TASK STATEMENT
Any picture among the records should be left out, please; retype the rest exactly.

SOURCE MATERIAL
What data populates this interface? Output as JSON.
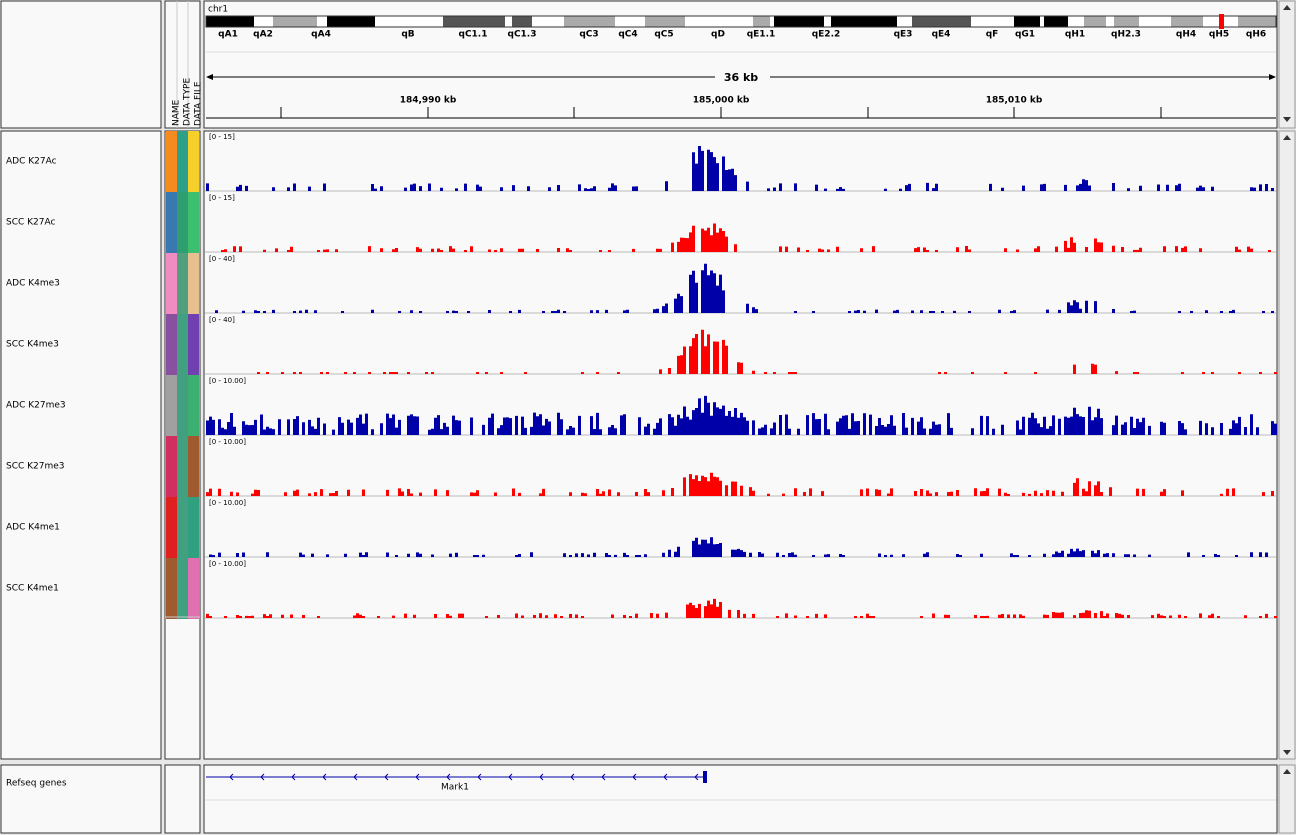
{
  "header": {
    "chromosome": "chr1",
    "bands": [
      "qA1",
      "qA2",
      "qA4",
      "qB",
      "qC1.1",
      "qC1.3",
      "qC3",
      "qC4",
      "qC5",
      "qD",
      "qE1.1",
      "qE2.2",
      "qE3",
      "qE4",
      "qF",
      "qG1",
      "qH1",
      "qH2.3",
      "qH4",
      "qH5",
      "qH6"
    ],
    "span": "36 kb",
    "ruler_labels": [
      "184,990 kb",
      "185,000 kb",
      "185,010 kb"
    ]
  },
  "attributes": {
    "headers": [
      "NAME",
      "DATA TYPE",
      "DATA FILE"
    ]
  },
  "tracks": [
    {
      "name": "ADC K27Ac",
      "range": "[0 - 15]"
    },
    {
      "name": "SCC K27Ac",
      "range": "[0 - 15]"
    },
    {
      "name": "ADC K4me3",
      "range": "[0 - 40]"
    },
    {
      "name": "SCC K4me3",
      "range": "[0 - 40]"
    },
    {
      "name": "ADC K27me3",
      "range": "[0 - 10.00]"
    },
    {
      "name": "SCC K27me3",
      "range": "[0 - 10.00]"
    },
    {
      "name": "ADC K4me1",
      "range": "[0 - 10.00]"
    },
    {
      "name": "SCC K4me1",
      "range": "[0 - 10.00]"
    }
  ],
  "gene_track": {
    "name": "Refseq genes",
    "gene": "Mark1"
  }
}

ANSWER BOX
What data populates this interface? Output as JSON.
{
  "header": {
    "chromosome": "chr1",
    "bands": [
      "qA1",
      "qA2",
      "qA4",
      "qB",
      "qC1.1",
      "qC1.3",
      "qC3",
      "qC4",
      "qC5",
      "qD",
      "qE1.1",
      "qE2.2",
      "qE3",
      "qE4",
      "qF",
      "qG1",
      "qH1",
      "qH2.3",
      "qH4",
      "qH5",
      "qH6"
    ],
    "span": "36 kb",
    "ruler_labels": [
      "184,990 kb",
      "185,000 kb",
      "185,010 kb"
    ]
  },
  "attributes": {
    "headers": [
      "NAME",
      "DATA TYPE",
      "DATA FILE"
    ]
  },
  "tracks": [
    {
      "name": "ADC K27Ac",
      "range": "[0 - 15]"
    },
    {
      "name": "SCC K27Ac",
      "range": "[0 - 15]"
    },
    {
      "name": "ADC K4me3",
      "range": "[0 - 40]"
    },
    {
      "name": "SCC K4me3",
      "range": "[0 - 40]"
    },
    {
      "name": "ADC K27me3",
      "range": "[0 - 10.00]"
    },
    {
      "name": "SCC K27me3",
      "range": "[0 - 10.00]"
    },
    {
      "name": "ADC K4me1",
      "range": "[0 - 10.00]"
    },
    {
      "name": "SCC K4me1",
      "range": "[0 - 10.00]"
    }
  ],
  "gene_track": {
    "name": "Refseq genes",
    "gene": "Mark1"
  }
}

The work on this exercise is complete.